## Work to be completed
Report the number of lines in these entries that contain "healeth". Write only the number.

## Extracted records
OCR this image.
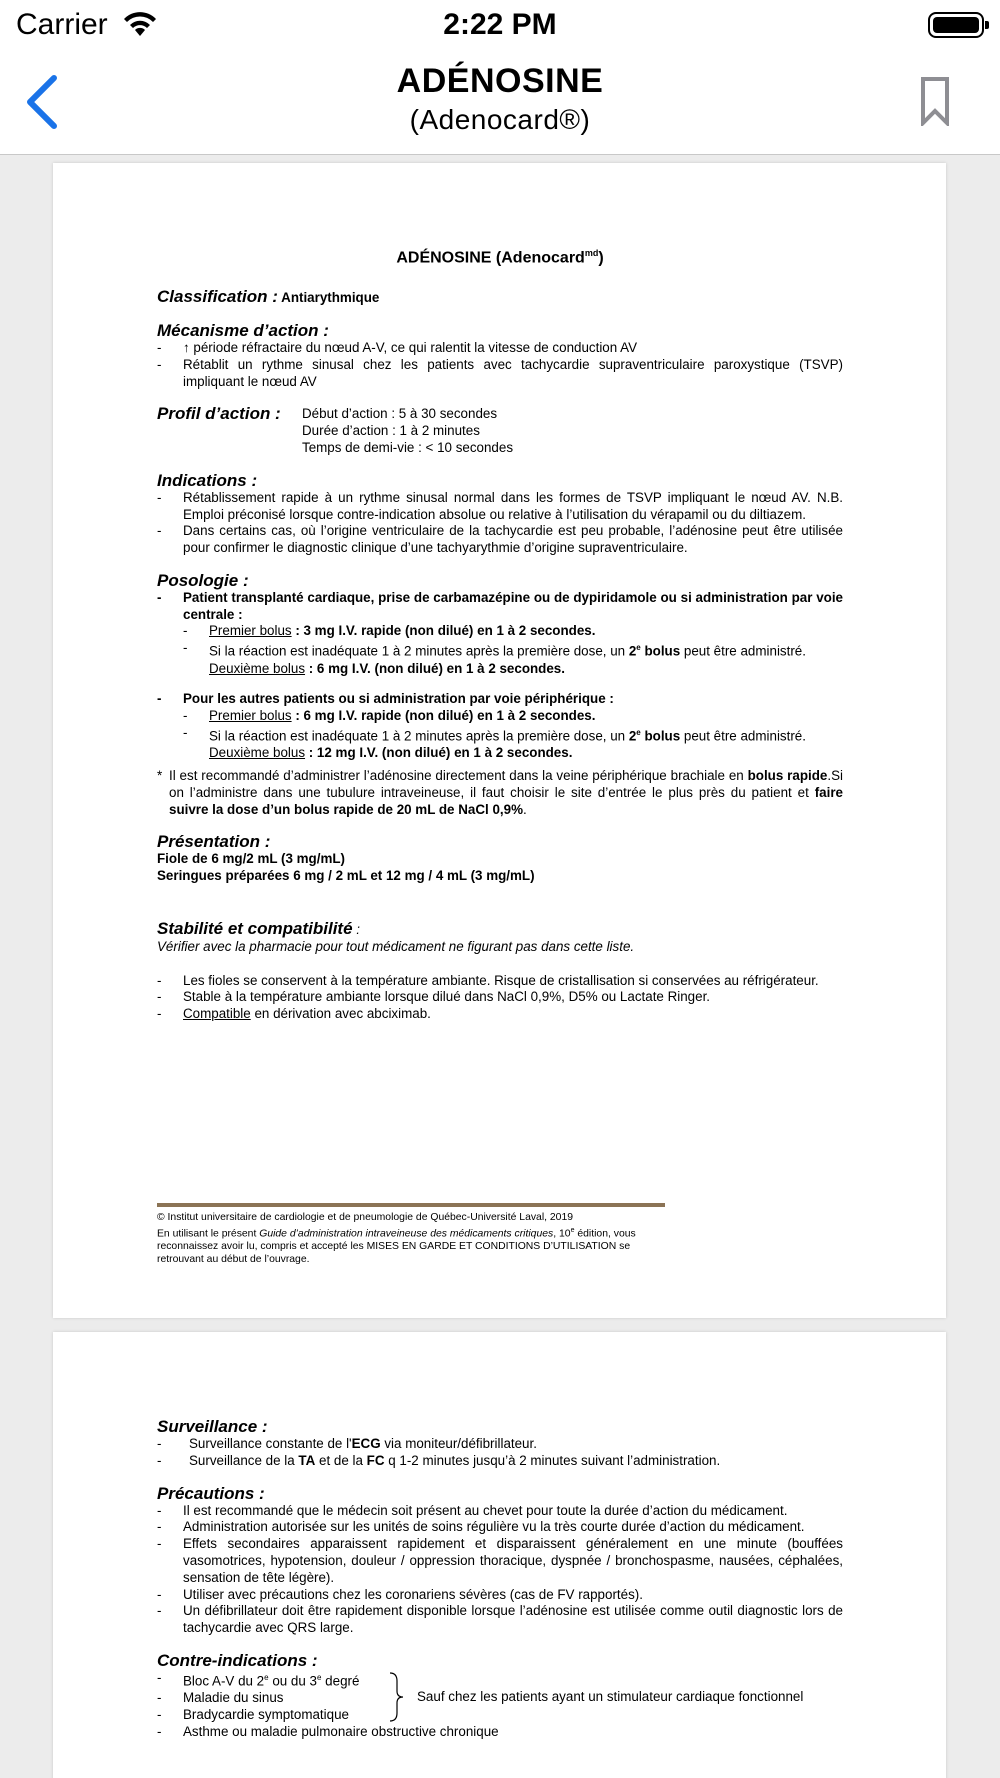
Carrier	2:22 PM
ADÉNOSINE
(Adenocard®)
ADÉNOSINE (Adenocard$^{md}$)
Classification : Antiarythmique
Mécanisme d’action :
- ↑ période réfractaire du nœud A-V, ce qui ralentit la vitesse de conduction AV
- Rétablit un rythme sinusal chez les patients avec tachycardie supraventriculaire paroxystique (TSVP) impliquant le nœud AV
Profil d’action :	Début d’action : 5 à 30 secondes
Durée d’action : 1 à 2 minutes
Temps de demi-vie : < 10 secondes
Indications :
- Rétablissement rapide à un rythme sinusal normal dans les formes de TSVP impliquant le nœud AV. N.B. Emploi préconisé lorsque contre-indication absolue ou relative à l’utilisation du vérapamil ou du diltiazem.
- Dans certains cas, où l’origine ventriculaire de la tachycardie est peu probable, l’adénosine peut être utilisée pour confirmer le diagnostic clinique d’une tachyarythmie d’origine supraventriculaire.
Posologie :
- Patient transplanté cardiaque, prise de carbamazépine ou de dypiridamole ou si administration par voie centrale :
- Premier bolus : 3 mg I.V. rapide (non dilué) en 1 à 2 secondes.
- Si la réaction est inadéquate 1 à 2 minutes après la première dose, un 2e bolus peut être administré.
Deuxième bolus : 6 mg I.V. (non dilué) en 1 à 2 secondes.
- Pour les autres patients ou si administration par voie périphérique :
- Premier bolus : 6 mg I.V. rapide (non dilué) en 1 à 2 secondes.
- Si la réaction est inadéquate 1 à 2 minutes après la première dose, un 2e bolus peut être administré.
Deuxième bolus : 12 mg I.V. (non dilué) en 1 à 2 secondes.
* Il est recommandé d’administrer l’adénosine directement dans la veine périphérique brachiale en bolus rapide.Si on l’administre dans une tubulure intraveineuse, il faut choisir le site d’entrée le plus près du patient et faire suivre la dose d’un bolus rapide de 20 mL de NaCl 0,9%.
Présentation :
Fiole de 6 mg/2 mL (3 mg/mL)
Seringues préparées 6 mg / 2 mL et 12 mg / 4 mL (3 mg/mL)
Stabilité et compatibilité :
Vérifier avec la pharmacie pour tout médicament ne figurant pas dans cette liste.
- Les fioles se conservent à la température ambiante. Risque de cristallisation si conservées au réfrigérateur.
- Stable à la température ambiante lorsque dilué dans NaCl 0,9%, D5% ou Lactate Ringer.
- Compatible en dérivation avec abciximab.
© Institut universitaire de cardiologie et de pneumologie de Québec-Université Laval, 2019
En utilisant le présent Guide d’administration intraveineuse des médicaments critiques, 10e édition, vous reconnaissez avoir lu, compris et accepté les MISES EN GARDE ET CONDITIONS D’UTILISATION se retrouvant au début de l’ouvrage.
Surveillance :
- Surveillance constante de l'ECG via moniteur/défibrillateur.
- Surveillance de la TA et de la FC q 1-2 minutes jusqu’à 2 minutes suivant l’administration.
Précautions :
- Il est recommandé que le médecin soit présent au chevet pour toute la durée d’action du médicament.
- Administration autorisée sur les unités de soins régulière vu la très courte durée d’action du médicament.
- Effets secondaires apparaissent rapidement et disparaissent généralement en une minute (bouffées vasomotrices, hypotension, douleur / oppression thoracique, dyspnée / bronchospasme, nausées, céphalées, sensation de tête légère).
- Utiliser avec précautions chez les coronariens sévères (cas de FV rapportés).
- Un défibrillateur doit être rapidement disponible lorsque l’adénosine est utilisée comme outil diagnostic lors de tachycardie avec QRS large.
Contre-indications :
- Bloc A-V du 2e ou du 3e degré
- Maladie du sinus
- Bradycardie symptomatique
Sauf chez les patients ayant un stimulateur cardiaque fonctionnel
- Asthme ou maladie pulmonaire obstructive chronique
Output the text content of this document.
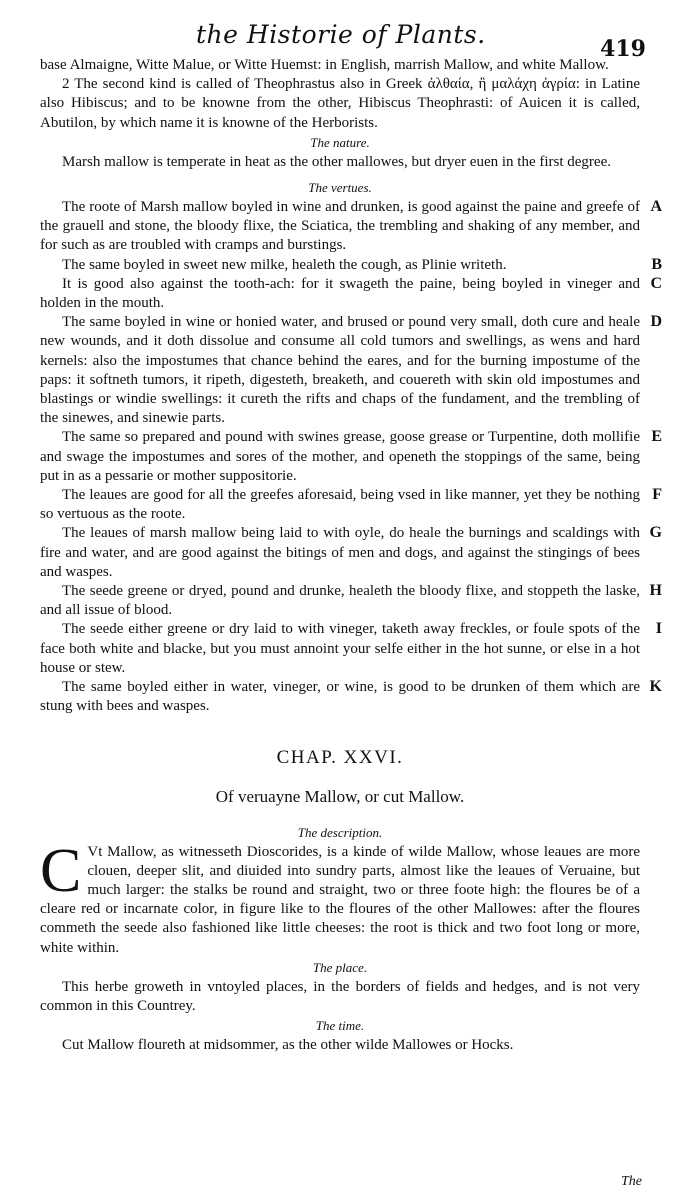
the Historie of Plants.	419

base Almaigne, Witte Malue, or Witte Huemst: in English, marrish Mallow, and white Mallow.

2 The second kind is called of Theophrastus also in Greek ἀλθαία, ἢ μαλάχη ἀγρία: in Latine also Hibiscus; and to be knowne from the other, Hibiscus Theophrasti: of Auicen it is called, Abutilon, by which name it is knowne of the Herborists.

The nature.

Marsh mallow is temperate in heat as the other mallowes, but dryer euen in the first degree.

The vertues.
A

The roote of Marsh mallow boyled in wine and drunken, is good against the paine and greefe of the grauell and stone, the bloody flixe, the Sciatica, the trembling and shaking of any member, and for such as are troubled with cramps and burstings.

B

The same boyled in sweet new milke, healeth the cough, as Plinie writeth.

C

It is good also against the tooth-ach: for it swageth the paine, being boyled in vineger and holden in the mouth.

D

The same boyled in wine or honied water, and brused or pound very small, doth cure and heale new wounds, and it doth dissolue and consume all cold tumors and swellings, as wens and hard kernels: also the impostumes that chance behind the eares, and for the burning impostume of the paps: it softneth tumors, it ripeth, digesteth, breaketh, and couereth with skin old impostumes and blastings or windie swellings: it cureth the rifts and chaps of the fundament, and the trembling of the sinewes, and sinewie parts.

E

The same so prepared and pound with swines grease, goose grease or Turpentine, doth mollifie and swage the impostumes and sores of the mother, and openeth the stoppings of the same, being put in as a pessarie or mother suppositorie.

F

The leaues are good for all the greefes aforesaid, being vsed in like manner, yet they be nothing so vertuous as the roote.

G

The leaues of marsh mallow being laid to with oyle, do heale the burnings and scaldings with fire and water, and are good against the bitings of men and dogs, and against the stingings of bees and waspes.

H

The seede greene or dryed, pound and drunke, healeth the bloody flixe, and stoppeth the laske, and all issue of blood.

I

The seede either greene or dry laid to with vineger, taketh away freckles, or foule spots of the face both white and blacke, but you must annoint your selfe either in the hot sunne, or else in a hot house or stew.

K

The same boyled either in water, vineger, or wine, is good to be drunken of them which are stung with bees and waspes.

CHAP. XXVI.
Of veruayne Mallow, or cut Mallow.
The description.
C Vt Mallow, as witnesseth Dioscorides, is a kinde of wilde Mallow, whose leaues are more clouen, deeper slit, and diuided into sundry parts, almost like the leaues of Veruaine, but much larger: the stalks be round and straight, two or three foote high: the floures be of a cleare red or incarnate color, in figure like to the floures of the other Mallowes: after the floures commeth the seede also fashioned like little cheeses: the root is thick and two foot long or more, white within.

The place.

This herbe groweth in vntoyled places, in the borders of fields and hedges, and is not very common in this Countrey.

The time.

Cut Mallow floureth at midsommer, as the other wilde Mallowes or Hocks.

The
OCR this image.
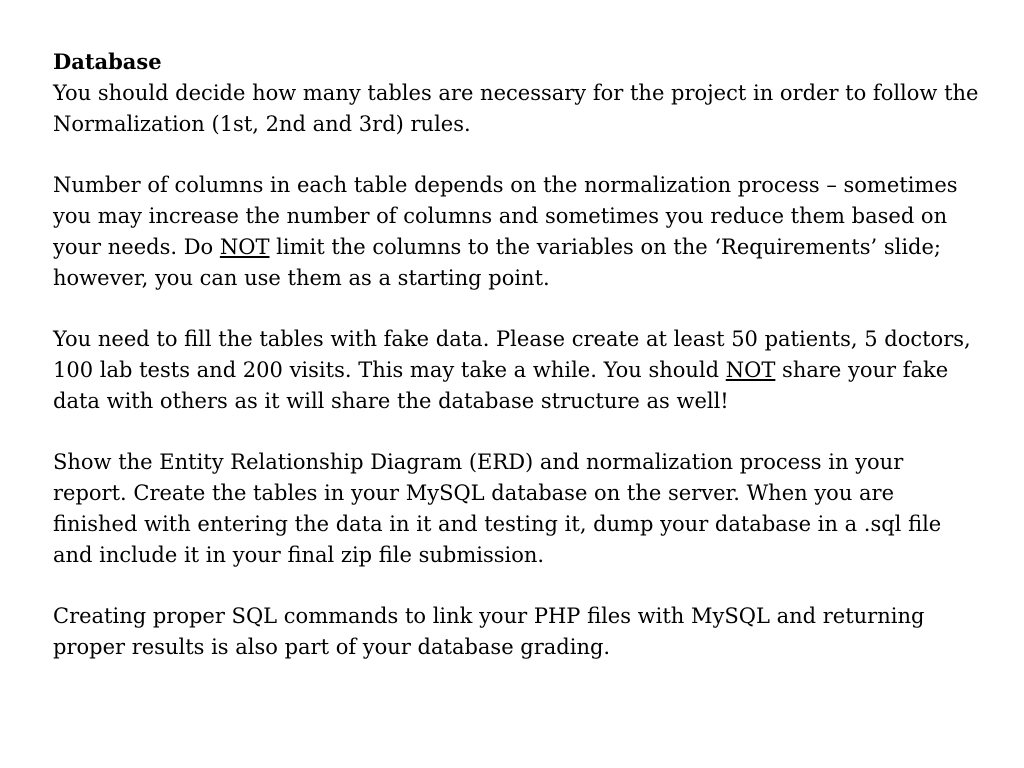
Database

You should decide how many tables are necessary for the project in order to follow the Normalization (1st, 2nd and 3rd) rules.

Number of columns in each table depends on the normalization process – sometimes you may increase the number of columns and sometimes you reduce them based on your needs. Do NOT limit the columns to the variables on the ‘Requirements’ slide; however, you can use them as a starting point.

You need to fill the tables with fake data. Please create at least 50 patients, 5 doctors, 100 lab tests and 200 visits. This may take a while. You should NOT share your fake data with others as it will share the database structure as well!

Show the Entity Relationship Diagram (ERD) and normalization process in your report. Create the tables in your MySQL database on the server. When you are finished with entering the data in it and testing it, dump your database in a .sql file and include it in your final zip file submission.

Creating proper SQL commands to link your PHP files with MySQL and returning proper results is also part of your database grading.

## Response area
2